Start of Entries shown

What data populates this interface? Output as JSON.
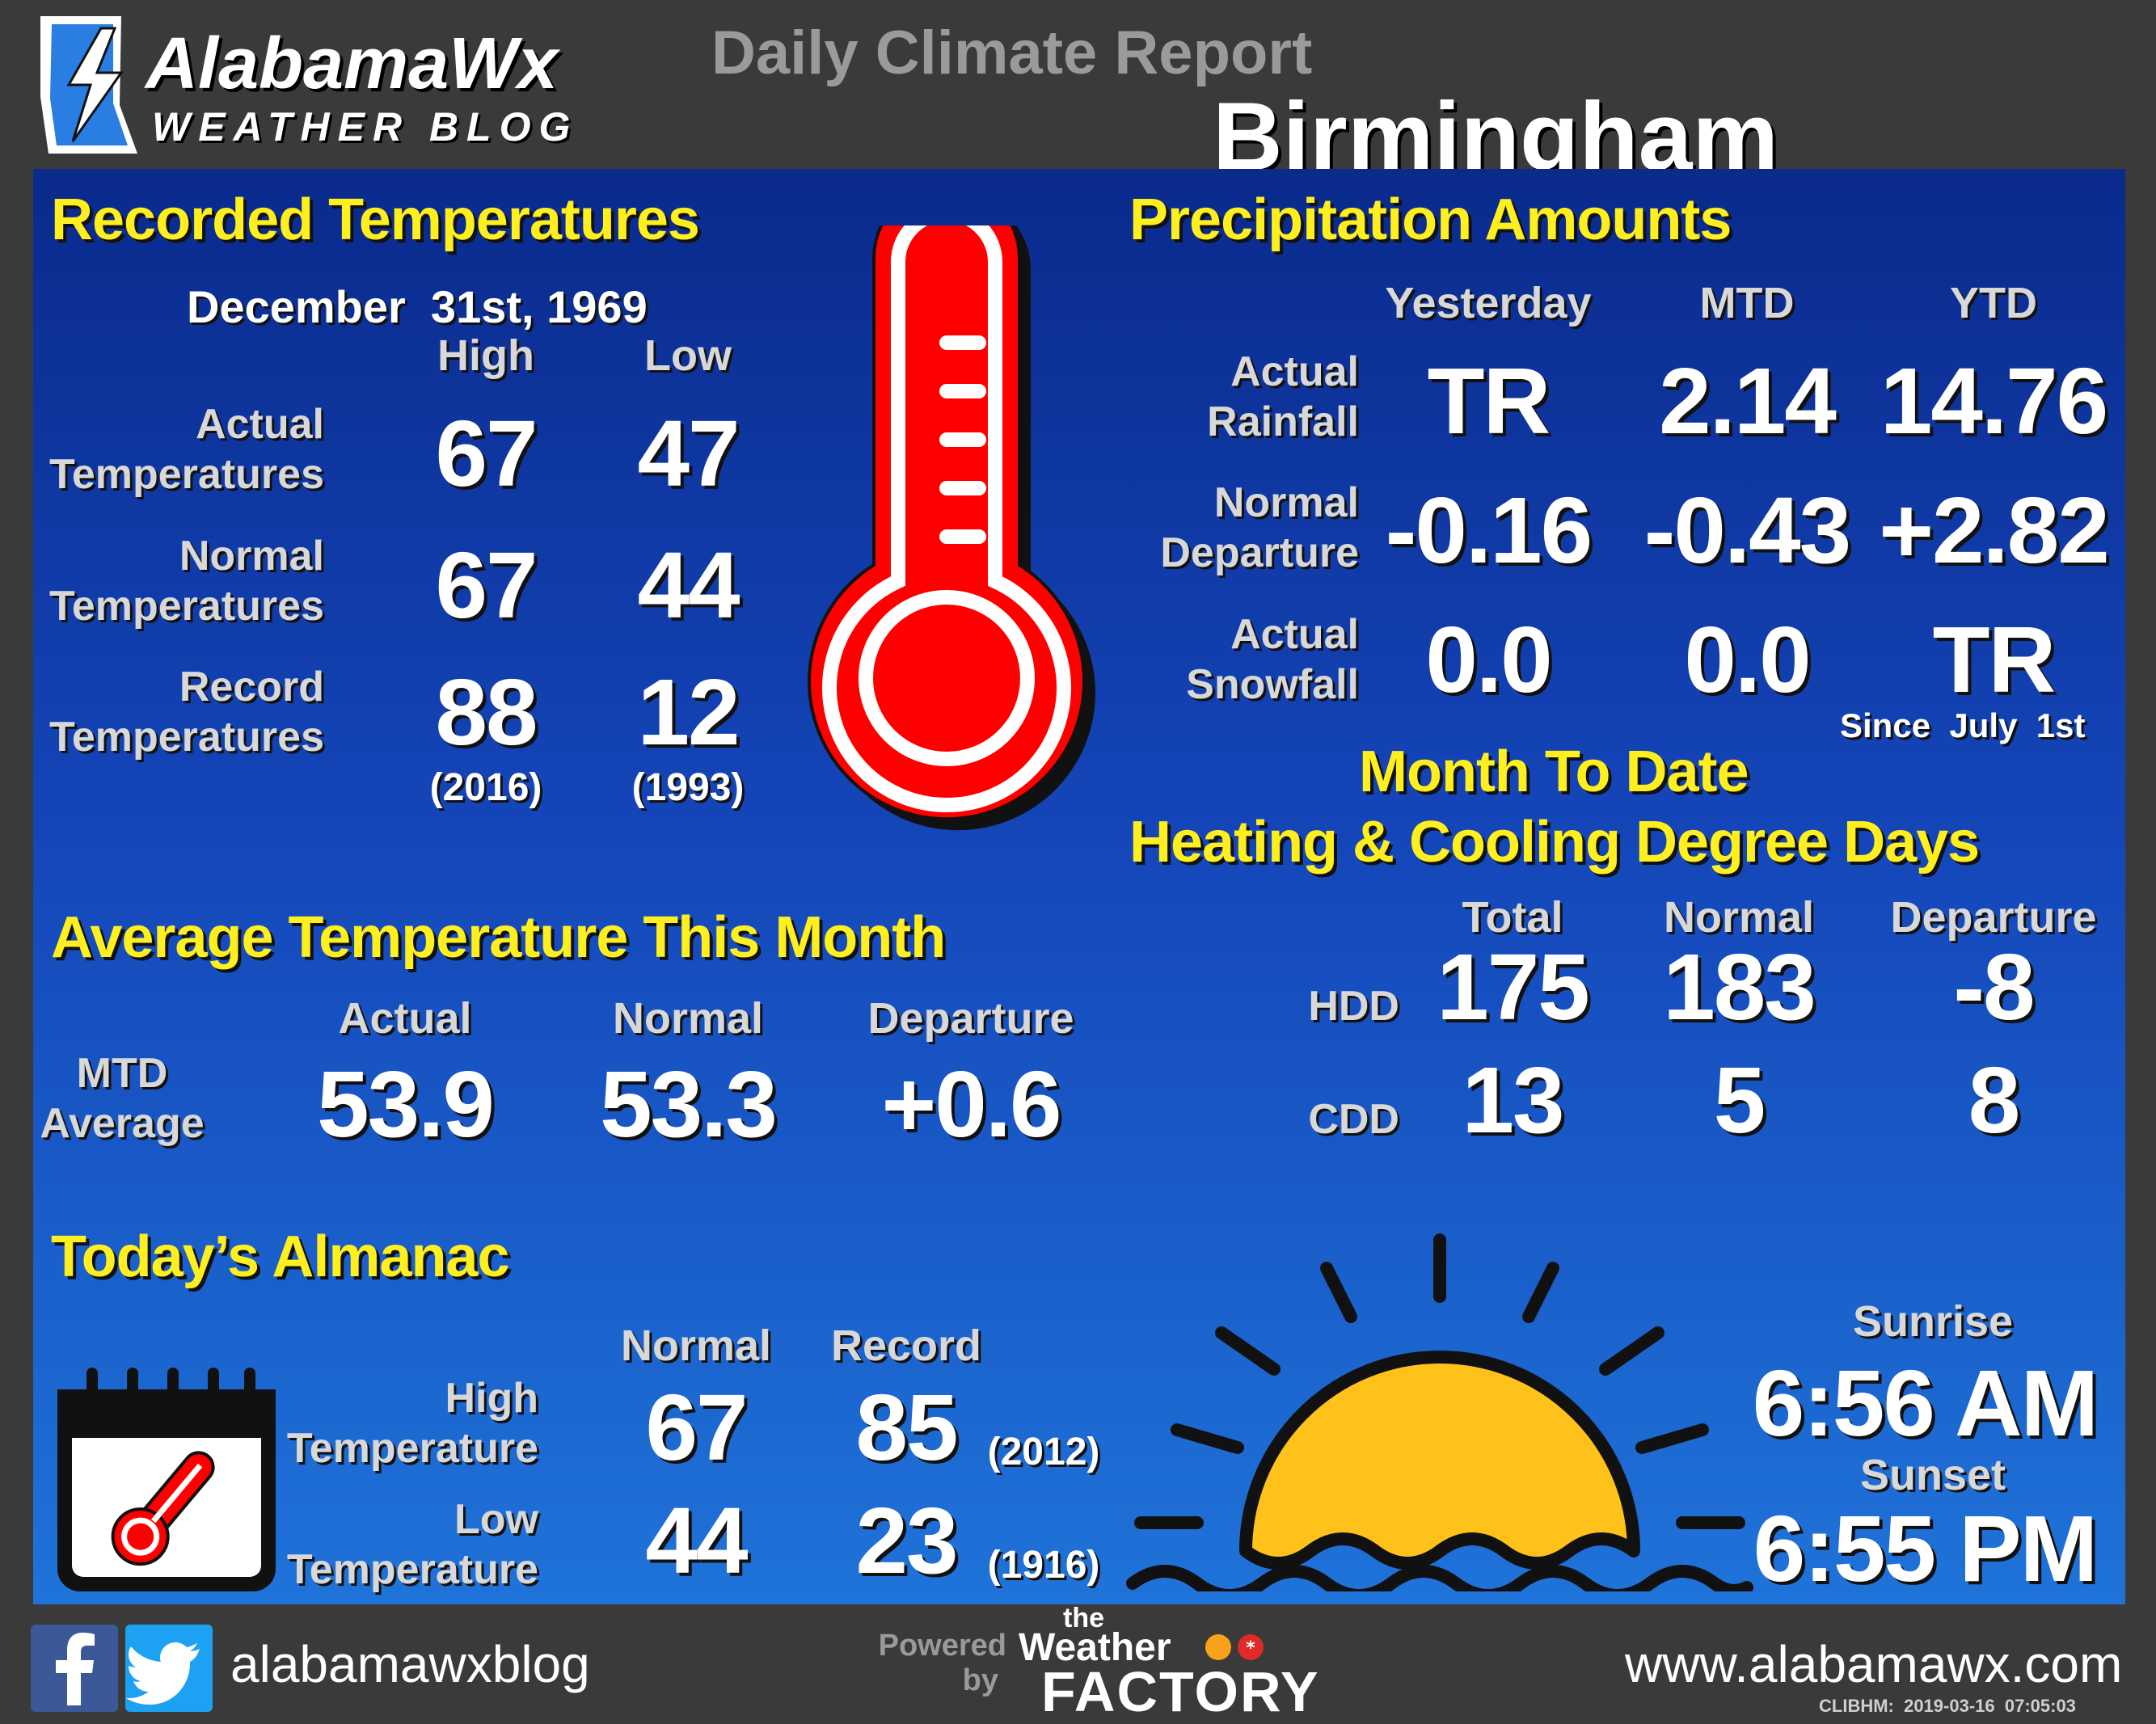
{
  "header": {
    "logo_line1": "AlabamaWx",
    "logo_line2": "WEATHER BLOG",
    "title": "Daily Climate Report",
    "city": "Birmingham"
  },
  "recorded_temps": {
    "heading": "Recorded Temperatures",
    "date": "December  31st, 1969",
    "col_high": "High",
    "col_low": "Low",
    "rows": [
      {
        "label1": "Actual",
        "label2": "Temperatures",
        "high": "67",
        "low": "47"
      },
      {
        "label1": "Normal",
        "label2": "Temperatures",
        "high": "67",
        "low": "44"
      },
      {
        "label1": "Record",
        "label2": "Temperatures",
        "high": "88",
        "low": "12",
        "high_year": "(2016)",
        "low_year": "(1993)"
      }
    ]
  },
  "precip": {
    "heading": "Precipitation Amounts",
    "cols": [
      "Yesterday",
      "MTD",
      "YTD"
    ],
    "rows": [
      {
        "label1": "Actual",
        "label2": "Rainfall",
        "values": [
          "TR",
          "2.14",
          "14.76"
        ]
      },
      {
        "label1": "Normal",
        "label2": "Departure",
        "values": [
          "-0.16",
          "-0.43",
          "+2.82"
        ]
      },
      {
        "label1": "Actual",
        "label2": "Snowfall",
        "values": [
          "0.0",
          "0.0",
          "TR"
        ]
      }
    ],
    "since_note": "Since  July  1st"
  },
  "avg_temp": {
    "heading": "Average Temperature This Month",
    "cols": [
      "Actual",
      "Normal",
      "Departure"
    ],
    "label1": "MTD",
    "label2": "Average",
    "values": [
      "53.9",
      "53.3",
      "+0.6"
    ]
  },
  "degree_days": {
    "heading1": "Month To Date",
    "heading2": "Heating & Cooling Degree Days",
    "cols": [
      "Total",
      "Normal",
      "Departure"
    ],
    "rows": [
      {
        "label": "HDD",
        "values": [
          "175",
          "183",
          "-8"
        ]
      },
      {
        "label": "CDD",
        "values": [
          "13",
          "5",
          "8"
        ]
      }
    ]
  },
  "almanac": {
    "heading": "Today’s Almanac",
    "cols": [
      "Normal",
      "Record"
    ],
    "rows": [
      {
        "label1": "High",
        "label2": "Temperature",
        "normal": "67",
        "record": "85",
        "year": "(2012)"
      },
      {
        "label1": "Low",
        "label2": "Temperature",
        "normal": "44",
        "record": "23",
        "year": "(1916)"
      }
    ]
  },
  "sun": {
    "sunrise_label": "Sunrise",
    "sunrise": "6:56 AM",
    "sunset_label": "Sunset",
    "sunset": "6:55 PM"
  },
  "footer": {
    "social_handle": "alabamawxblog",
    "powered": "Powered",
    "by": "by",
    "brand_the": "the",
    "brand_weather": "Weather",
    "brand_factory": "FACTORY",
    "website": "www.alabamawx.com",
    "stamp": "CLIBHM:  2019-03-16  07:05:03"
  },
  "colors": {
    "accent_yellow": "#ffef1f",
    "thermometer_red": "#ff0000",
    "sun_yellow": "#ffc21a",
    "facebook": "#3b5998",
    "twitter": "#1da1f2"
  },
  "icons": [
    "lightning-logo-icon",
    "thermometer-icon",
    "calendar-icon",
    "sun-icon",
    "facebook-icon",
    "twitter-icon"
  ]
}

End of Entries shown

▸ Problem: Reproduce each line exactly, please, except for any pictures.

▸ The response:
What data populates this interface? Output as JSON.
{
  "header": {
    "logo_line1": "AlabamaWx",
    "logo_line2": "WEATHER BLOG",
    "title": "Daily Climate Report",
    "city": "Birmingham"
  },
  "recorded_temps": {
    "heading": "Recorded Temperatures",
    "date": "December  31st, 1969",
    "col_high": "High",
    "col_low": "Low",
    "rows": [
      {
        "label1": "Actual",
        "label2": "Temperatures",
        "high": "67",
        "low": "47"
      },
      {
        "label1": "Normal",
        "label2": "Temperatures",
        "high": "67",
        "low": "44"
      },
      {
        "label1": "Record",
        "label2": "Temperatures",
        "high": "88",
        "low": "12",
        "high_year": "(2016)",
        "low_year": "(1993)"
      }
    ]
  },
  "precip": {
    "heading": "Precipitation Amounts",
    "cols": [
      "Yesterday",
      "MTD",
      "YTD"
    ],
    "rows": [
      {
        "label1": "Actual",
        "label2": "Rainfall",
        "values": [
          "TR",
          "2.14",
          "14.76"
        ]
      },
      {
        "label1": "Normal",
        "label2": "Departure",
        "values": [
          "-0.16",
          "-0.43",
          "+2.82"
        ]
      },
      {
        "label1": "Actual",
        "label2": "Snowfall",
        "values": [
          "0.0",
          "0.0",
          "TR"
        ]
      }
    ],
    "since_note": "Since  July  1st"
  },
  "avg_temp": {
    "heading": "Average Temperature This Month",
    "cols": [
      "Actual",
      "Normal",
      "Departure"
    ],
    "label1": "MTD",
    "label2": "Average",
    "values": [
      "53.9",
      "53.3",
      "+0.6"
    ]
  },
  "degree_days": {
    "heading1": "Month To Date",
    "heading2": "Heating & Cooling Degree Days",
    "cols": [
      "Total",
      "Normal",
      "Departure"
    ],
    "rows": [
      {
        "label": "HDD",
        "values": [
          "175",
          "183",
          "-8"
        ]
      },
      {
        "label": "CDD",
        "values": [
          "13",
          "5",
          "8"
        ]
      }
    ]
  },
  "almanac": {
    "heading": "Today’s Almanac",
    "cols": [
      "Normal",
      "Record"
    ],
    "rows": [
      {
        "label1": "High",
        "label2": "Temperature",
        "normal": "67",
        "record": "85",
        "year": "(2012)"
      },
      {
        "label1": "Low",
        "label2": "Temperature",
        "normal": "44",
        "record": "23",
        "year": "(1916)"
      }
    ]
  },
  "sun": {
    "sunrise_label": "Sunrise",
    "sunrise": "6:56 AM",
    "sunset_label": "Sunset",
    "sunset": "6:55 PM"
  },
  "footer": {
    "social_handle": "alabamawxblog",
    "powered": "Powered",
    "by": "by",
    "brand_the": "the",
    "brand_weather": "Weather",
    "brand_factory": "FACTORY",
    "website": "www.alabamawx.com",
    "stamp": "CLIBHM:  2019-03-16  07:05:03"
  },
  "colors": {
    "accent_yellow": "#ffef1f",
    "thermometer_red": "#ff0000",
    "sun_yellow": "#ffc21a",
    "facebook": "#3b5998",
    "twitter": "#1da1f2"
  },
  "icons": [
    "lightning-logo-icon",
    "thermometer-icon",
    "calendar-icon",
    "sun-icon",
    "facebook-icon",
    "twitter-icon"
  ]
}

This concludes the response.